A line counts if it contains the string "Zonal"; say how many such lines there are, giving only the number.

===== Exercise material

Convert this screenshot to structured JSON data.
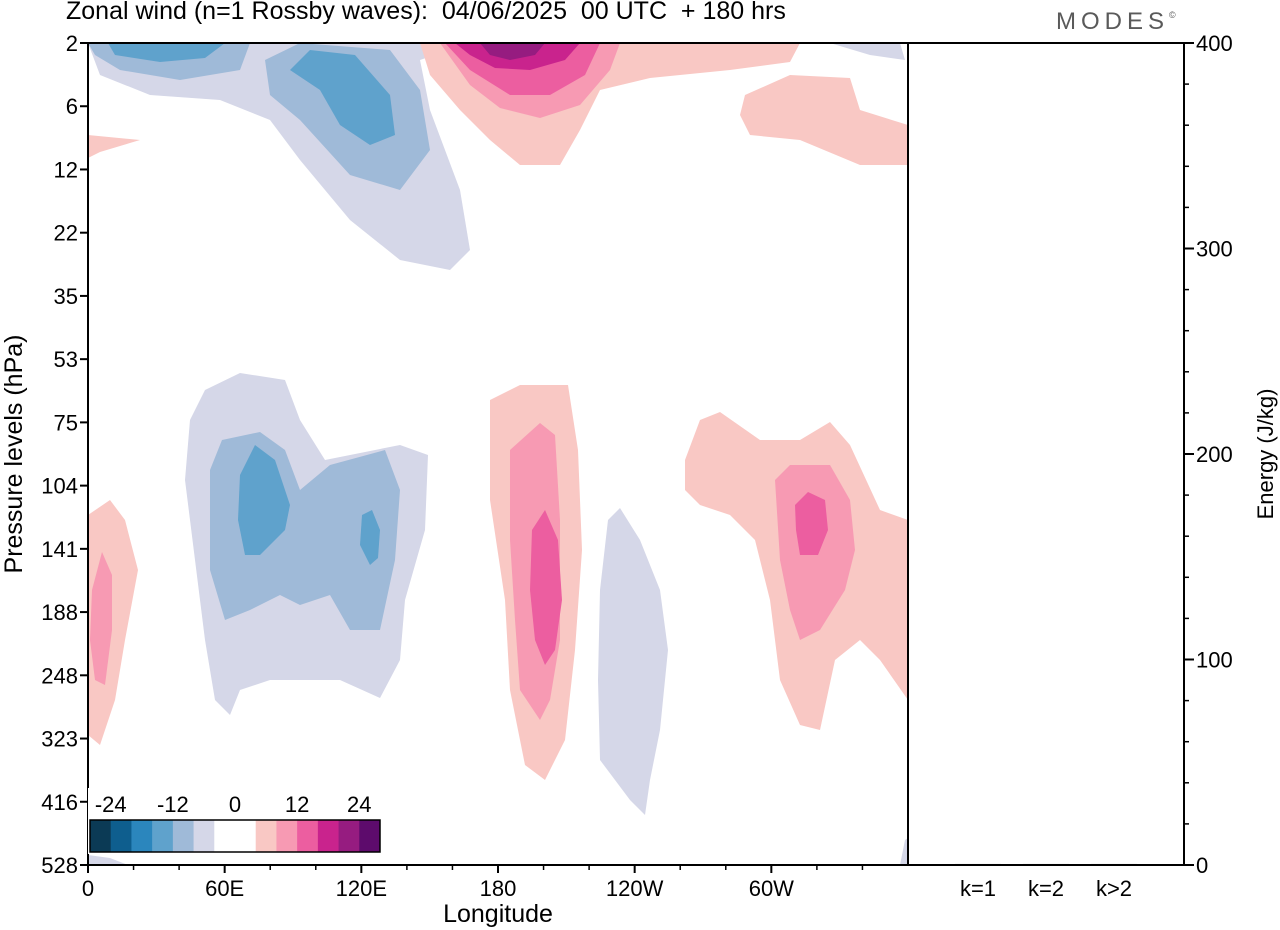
{
  "title": "Zonal wind (n=1 Rossby waves):  04/06/2025  00 UTC  + 180 hrs",
  "logo": "MODES",
  "logo_mark": "©",
  "colors": {
    "neg": [
      "#0b3a55",
      "#0e5e8e",
      "#2b86bd",
      "#5fa2cc",
      "#9fbad8",
      "#d5d7e8"
    ],
    "pos": [
      "#f9c8c4",
      "#f79ab3",
      "#ec5ea0",
      "#c9238d",
      "#961c80",
      "#5d0b6c"
    ]
  },
  "chart_data": [
    {
      "type": "heatmap",
      "title": "Zonal wind (n=1 Rossby waves):  04/06/2025  00 UTC  + 180 hrs",
      "xlabel": "Longitude",
      "ylabel": "Pressure levels (hPa)",
      "x_ticks": [
        "0",
        "60E",
        "120E",
        "180",
        "120W",
        "60W"
      ],
      "x_tick_lon": [
        0,
        60,
        120,
        180,
        240,
        300
      ],
      "xlim": [
        0,
        360
      ],
      "y_ticks": [
        "2",
        "6",
        "12",
        "22",
        "35",
        "53",
        "75",
        "104",
        "141",
        "188",
        "248",
        "323",
        "416",
        "528"
      ],
      "colorbar_labels": [
        "-24",
        "-12",
        "0",
        "12",
        "24"
      ],
      "colorbar_levels": [
        -24,
        -20,
        -16,
        -12,
        -8,
        -4,
        0,
        4,
        8,
        12,
        16,
        20,
        24
      ],
      "features": [
        {
          "lon": 30,
          "level": "2",
          "value": -14
        },
        {
          "lon": 110,
          "level": "6",
          "value": -12
        },
        {
          "lon": 180,
          "level": "2",
          "value": 22
        },
        {
          "lon": 330,
          "level": "6",
          "value": 4
        },
        {
          "lon": 5,
          "level": "188",
          "value": 8
        },
        {
          "lon": 75,
          "level": "104",
          "value": -12
        },
        {
          "lon": 125,
          "level": "141",
          "value": -12
        },
        {
          "lon": 200,
          "level": "141",
          "value": 12
        },
        {
          "lon": 235,
          "level": "248",
          "value": -4
        },
        {
          "lon": 320,
          "level": "104",
          "value": 12
        }
      ]
    },
    {
      "type": "bar",
      "ylabel": "Energy (J/kg)",
      "categories": [
        "k=1",
        "k=2",
        "k>2"
      ],
      "values": [
        0.5,
        0.5,
        0.5
      ],
      "ylim": [
        0,
        400
      ],
      "y_ticks": [
        "0",
        "100",
        "200",
        "300",
        "400"
      ]
    }
  ]
}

==========

Response to the task ::
2